_SOURCE DOCUMENT_.
[Update: the jvmr package has been replaced by a new package called rscala. I have a new post which explains it.]
Introduction
In previous posts I have explained why I think that Scala is a good language to use for statistical computing and data science. Despite this, R is very convenient for simple exploratory data analysis and visualisation – currently more convenient than Scala. I explained in my recent talk at the RSS what (relatively straightforward) things would need to be developed for Scala in order to make R completely redundant, but for the short term at least, it seems likely that I will need to use both R and Scala for my day-to-day work.
Since I use both Scala and R for statistical computing, it is very convenient to have a degree of interoperability between the two languages. I could call R from Scala code or Scala from R code, or both. Fortunately, some software tools have been developed recently which make this much simpler than it used to be. The software is jvmr, and as explained at the website, it enables calling Java and Scala from R and calling R from Java and Scala. I have previously discussed calling Java from R using the R CRAN package rJava. In this post I will focus on calling Scala from R using the CRAN package jvmr, which depends on rJava. I may examine calling R from Scala in a future post.

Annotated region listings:

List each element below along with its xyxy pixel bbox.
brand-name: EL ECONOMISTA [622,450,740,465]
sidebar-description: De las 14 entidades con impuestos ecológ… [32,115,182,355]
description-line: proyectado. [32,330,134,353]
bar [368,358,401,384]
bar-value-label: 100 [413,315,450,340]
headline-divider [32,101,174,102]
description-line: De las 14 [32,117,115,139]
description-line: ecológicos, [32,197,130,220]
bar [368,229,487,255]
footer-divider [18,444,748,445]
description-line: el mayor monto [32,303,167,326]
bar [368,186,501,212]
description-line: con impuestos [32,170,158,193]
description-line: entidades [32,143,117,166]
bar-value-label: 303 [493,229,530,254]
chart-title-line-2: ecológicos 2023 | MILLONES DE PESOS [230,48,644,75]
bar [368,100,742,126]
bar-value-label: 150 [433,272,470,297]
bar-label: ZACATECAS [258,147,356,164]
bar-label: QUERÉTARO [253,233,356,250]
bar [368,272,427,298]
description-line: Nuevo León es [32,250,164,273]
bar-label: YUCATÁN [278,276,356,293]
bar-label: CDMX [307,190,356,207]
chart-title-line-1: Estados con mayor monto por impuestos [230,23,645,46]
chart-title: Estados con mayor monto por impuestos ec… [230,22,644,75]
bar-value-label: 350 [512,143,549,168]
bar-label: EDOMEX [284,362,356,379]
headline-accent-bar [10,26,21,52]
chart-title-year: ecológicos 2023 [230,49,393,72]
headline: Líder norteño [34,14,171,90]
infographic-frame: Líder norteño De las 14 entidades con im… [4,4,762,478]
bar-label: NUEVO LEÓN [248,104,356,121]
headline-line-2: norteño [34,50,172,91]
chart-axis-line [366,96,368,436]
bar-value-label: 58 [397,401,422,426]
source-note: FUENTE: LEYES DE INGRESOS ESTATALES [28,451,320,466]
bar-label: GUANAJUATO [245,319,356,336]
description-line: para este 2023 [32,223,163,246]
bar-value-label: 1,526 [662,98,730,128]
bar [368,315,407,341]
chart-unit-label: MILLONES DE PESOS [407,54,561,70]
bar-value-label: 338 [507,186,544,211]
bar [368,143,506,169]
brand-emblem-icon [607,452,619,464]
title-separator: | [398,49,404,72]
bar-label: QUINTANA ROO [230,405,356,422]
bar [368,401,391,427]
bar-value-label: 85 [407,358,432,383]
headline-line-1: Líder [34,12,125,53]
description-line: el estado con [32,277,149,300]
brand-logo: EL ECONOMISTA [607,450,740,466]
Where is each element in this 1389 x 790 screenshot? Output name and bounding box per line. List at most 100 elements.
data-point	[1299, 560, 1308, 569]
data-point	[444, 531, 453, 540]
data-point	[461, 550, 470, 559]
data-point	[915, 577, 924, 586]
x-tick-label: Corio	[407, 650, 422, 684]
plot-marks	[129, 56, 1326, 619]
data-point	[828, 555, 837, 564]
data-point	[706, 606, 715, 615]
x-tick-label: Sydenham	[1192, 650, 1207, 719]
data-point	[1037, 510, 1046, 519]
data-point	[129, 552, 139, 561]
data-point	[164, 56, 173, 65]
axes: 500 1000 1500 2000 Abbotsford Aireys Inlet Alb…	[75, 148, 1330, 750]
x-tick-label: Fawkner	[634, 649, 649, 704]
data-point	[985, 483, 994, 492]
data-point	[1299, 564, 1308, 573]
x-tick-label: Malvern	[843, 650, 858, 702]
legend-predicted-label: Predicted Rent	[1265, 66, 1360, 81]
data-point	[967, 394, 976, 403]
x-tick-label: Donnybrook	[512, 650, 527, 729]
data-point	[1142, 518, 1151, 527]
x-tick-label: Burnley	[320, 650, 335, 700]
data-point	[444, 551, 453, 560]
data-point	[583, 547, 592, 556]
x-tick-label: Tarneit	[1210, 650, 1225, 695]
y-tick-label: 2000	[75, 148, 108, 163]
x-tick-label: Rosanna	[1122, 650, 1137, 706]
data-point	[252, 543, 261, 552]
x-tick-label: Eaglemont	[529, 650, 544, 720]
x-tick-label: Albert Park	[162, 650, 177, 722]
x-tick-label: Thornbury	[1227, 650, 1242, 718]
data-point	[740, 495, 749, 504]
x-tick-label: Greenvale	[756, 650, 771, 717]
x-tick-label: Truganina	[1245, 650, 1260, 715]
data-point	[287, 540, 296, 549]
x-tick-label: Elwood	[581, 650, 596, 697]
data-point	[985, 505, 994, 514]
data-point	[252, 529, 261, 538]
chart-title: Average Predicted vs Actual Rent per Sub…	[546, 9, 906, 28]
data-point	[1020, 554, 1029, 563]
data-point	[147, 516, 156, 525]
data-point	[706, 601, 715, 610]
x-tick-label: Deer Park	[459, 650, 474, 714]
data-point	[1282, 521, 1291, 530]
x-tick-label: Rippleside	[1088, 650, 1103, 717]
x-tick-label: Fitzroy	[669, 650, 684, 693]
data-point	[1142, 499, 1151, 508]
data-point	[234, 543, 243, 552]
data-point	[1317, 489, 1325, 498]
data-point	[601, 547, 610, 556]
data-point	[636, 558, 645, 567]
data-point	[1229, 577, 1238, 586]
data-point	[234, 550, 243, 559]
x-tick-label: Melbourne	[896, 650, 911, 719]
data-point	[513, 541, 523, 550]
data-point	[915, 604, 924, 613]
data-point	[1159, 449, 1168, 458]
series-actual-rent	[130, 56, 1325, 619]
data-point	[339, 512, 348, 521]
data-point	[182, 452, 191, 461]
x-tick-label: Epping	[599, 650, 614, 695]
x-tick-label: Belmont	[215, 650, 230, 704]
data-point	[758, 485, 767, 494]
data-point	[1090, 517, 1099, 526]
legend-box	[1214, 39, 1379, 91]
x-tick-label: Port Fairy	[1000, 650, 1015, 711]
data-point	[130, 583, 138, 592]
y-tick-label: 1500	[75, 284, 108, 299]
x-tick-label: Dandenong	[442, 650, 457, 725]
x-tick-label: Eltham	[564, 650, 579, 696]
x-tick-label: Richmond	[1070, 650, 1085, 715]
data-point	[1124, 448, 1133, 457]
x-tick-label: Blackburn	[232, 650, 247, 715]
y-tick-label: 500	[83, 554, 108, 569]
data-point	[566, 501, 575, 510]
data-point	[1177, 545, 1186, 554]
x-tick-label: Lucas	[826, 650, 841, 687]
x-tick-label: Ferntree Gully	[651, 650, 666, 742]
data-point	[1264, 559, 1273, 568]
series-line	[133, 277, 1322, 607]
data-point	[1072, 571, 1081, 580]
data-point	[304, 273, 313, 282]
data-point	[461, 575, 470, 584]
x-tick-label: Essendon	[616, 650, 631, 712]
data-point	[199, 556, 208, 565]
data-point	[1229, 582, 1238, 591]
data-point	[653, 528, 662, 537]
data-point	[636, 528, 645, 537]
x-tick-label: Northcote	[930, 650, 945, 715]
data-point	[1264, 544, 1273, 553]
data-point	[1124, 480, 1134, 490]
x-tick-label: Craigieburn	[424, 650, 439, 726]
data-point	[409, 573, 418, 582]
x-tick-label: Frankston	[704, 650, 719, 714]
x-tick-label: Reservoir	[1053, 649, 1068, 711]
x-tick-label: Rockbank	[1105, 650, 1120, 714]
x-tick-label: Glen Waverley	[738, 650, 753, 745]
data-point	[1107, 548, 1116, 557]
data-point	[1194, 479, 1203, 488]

_PROBLEM REQUIREMENTS_. Edit the post on calling Scala from R, covering the stretch from "[Update: the jvmr" through "my day-to-day work.", so that "convenient" becomes "handy", and write out the revised stretch.

_SOLUTION FOR THIS PROBLEM_.
[Update: the jvmr package has been replaced by a new package called rscala. I have a new post which explains it.]
Introduction
In previous posts I have explained why I think that Scala is a good language to use for statistical computing and data science. Despite this, R is very handy for simple exploratory data analysis and visualisation – currently more handy than Scala. I explained in my recent talk at the RSS what (relatively straightforward) things would need to be developed for Scala in order to make R completely redundant, but for the short term at least, it seems likely that I will need to use both R and Scala for my day-to-day work.